■ **Requirement**: Omit every picture and output the rest of the records exactly as they are.

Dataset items
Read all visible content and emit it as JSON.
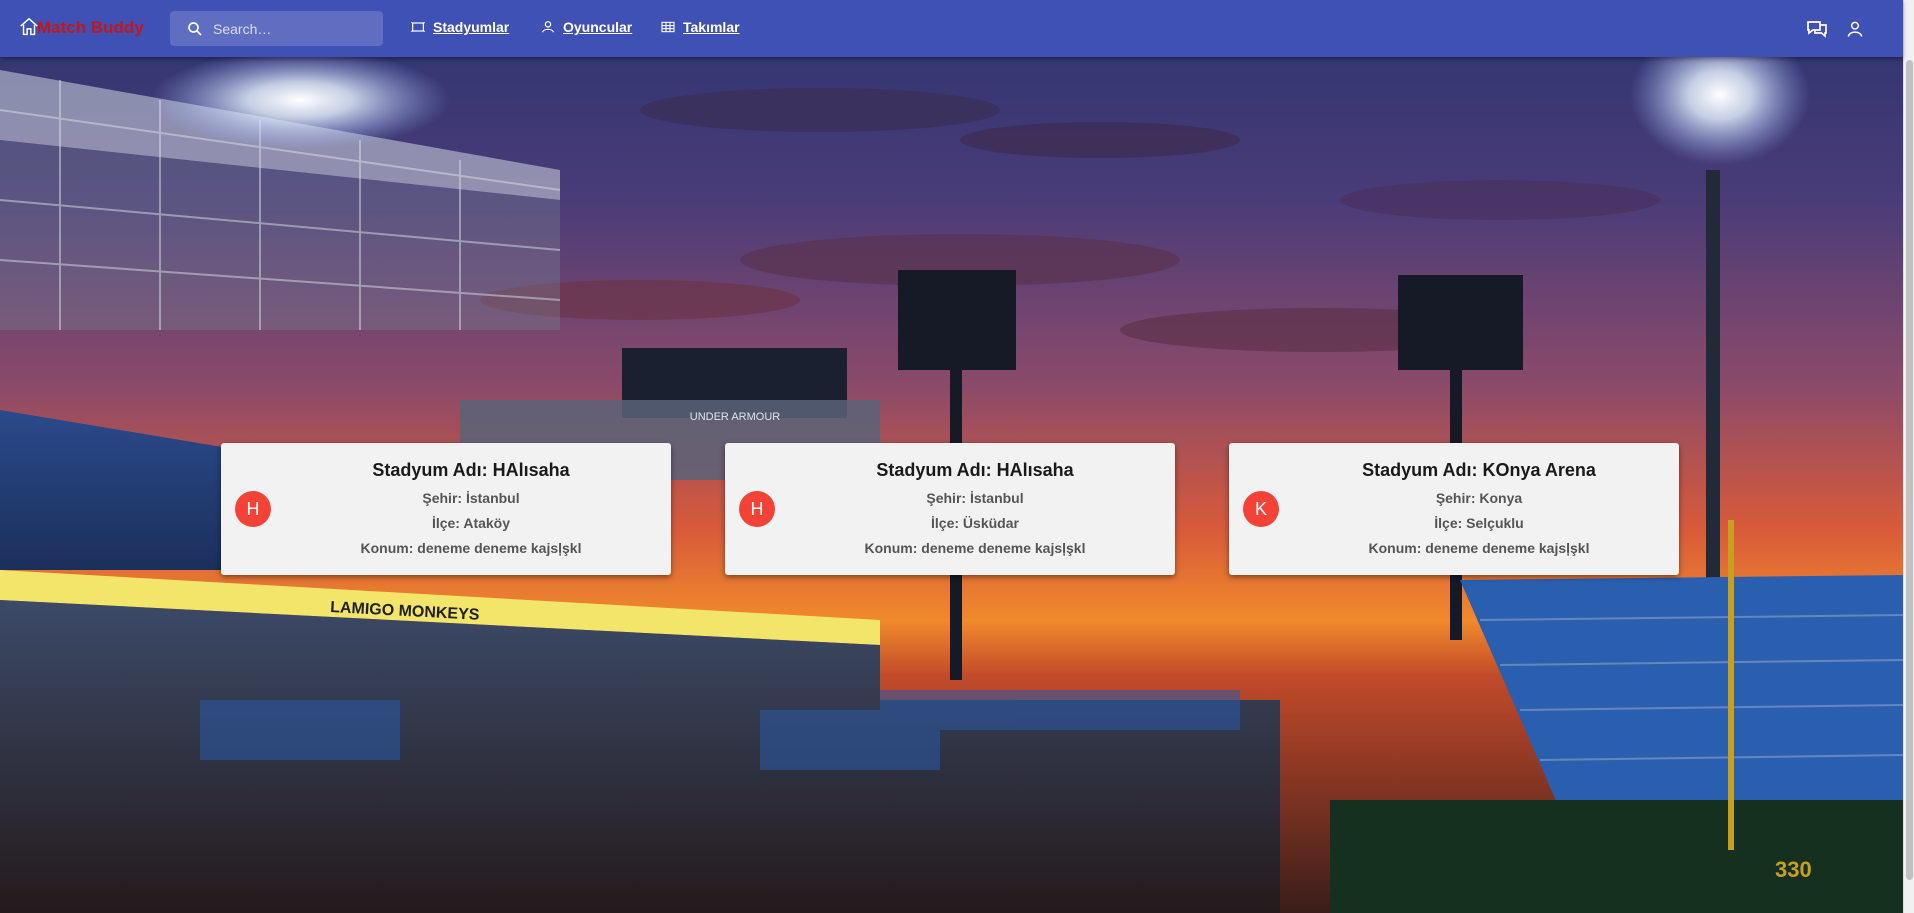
{
  "app": {
    "brand": "Match Buddy"
  },
  "search": {
    "placeholder": "Search…",
    "value": ""
  },
  "nav": {
    "stadiums": "Stadyumlar",
    "players": "Oyuncular",
    "teams": "Takımlar"
  },
  "icons": {
    "home": "home-icon",
    "search": "search-icon",
    "stadiums": "stadium-icon",
    "players": "person-icon",
    "teams": "table-icon",
    "chat": "chat-icon",
    "account": "account-icon"
  },
  "colors": {
    "appbar": "#3f51b5",
    "brand": "#c2161b",
    "avatar": "#f44336",
    "card": "#f2f2f2"
  },
  "scene": {
    "banner": "LAMIGO MONKEYS",
    "billboard": "UNDER ARMOUR",
    "field_number": "330"
  },
  "stadiums": [
    {
      "avatar": "H",
      "title": "Stadyum Adı: HAlısaha",
      "city": "Şehir: İstanbul",
      "district": "İlçe: Ataköy",
      "location": "Konum: deneme deneme kajsļşkl"
    },
    {
      "avatar": "H",
      "title": "Stadyum Adı: HAlısaha",
      "city": "Şehir: İstanbul",
      "district": "İlçe: Üsküdar",
      "location": "Konum: deneme deneme kajsļşkl"
    },
    {
      "avatar": "K",
      "title": "Stadyum Adı: KOnya Arena",
      "city": "Şehir: Konya",
      "district": "İlçe: Selçuklu",
      "location": "Konum: deneme deneme kajsļşkl"
    }
  ]
}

■ **Solution for this problem**:
Read all visible content and emit it as JSON.
{
  "app": {
    "brand": "Match Buddy"
  },
  "search": {
    "placeholder": "Search…",
    "value": ""
  },
  "nav": {
    "stadiums": "Stadyumlar",
    "players": "Oyuncular",
    "teams": "Takımlar"
  },
  "icons": {
    "home": "home-icon",
    "search": "search-icon",
    "stadiums": "stadium-icon",
    "players": "person-icon",
    "teams": "table-icon",
    "chat": "chat-icon",
    "account": "account-icon"
  },
  "colors": {
    "appbar": "#3f51b5",
    "brand": "#c2161b",
    "avatar": "#f44336",
    "card": "#f2f2f2"
  },
  "scene": {
    "banner": "LAMIGO MONKEYS",
    "billboard": "UNDER ARMOUR",
    "field_number": "330"
  },
  "stadiums": [
    {
      "avatar": "H",
      "title": "Stadyum Adı: HAlısaha",
      "city": "Şehir: İstanbul",
      "district": "İlçe: Ataköy",
      "location": "Konum: deneme deneme kajsļşkl"
    },
    {
      "avatar": "H",
      "title": "Stadyum Adı: HAlısaha",
      "city": "Şehir: İstanbul",
      "district": "İlçe: Üsküdar",
      "location": "Konum: deneme deneme kajsļşkl"
    },
    {
      "avatar": "K",
      "title": "Stadyum Adı: KOnya Arena",
      "city": "Şehir: Konya",
      "district": "İlçe: Selçuklu",
      "location": "Konum: deneme deneme kajsļşkl"
    }
  ]
}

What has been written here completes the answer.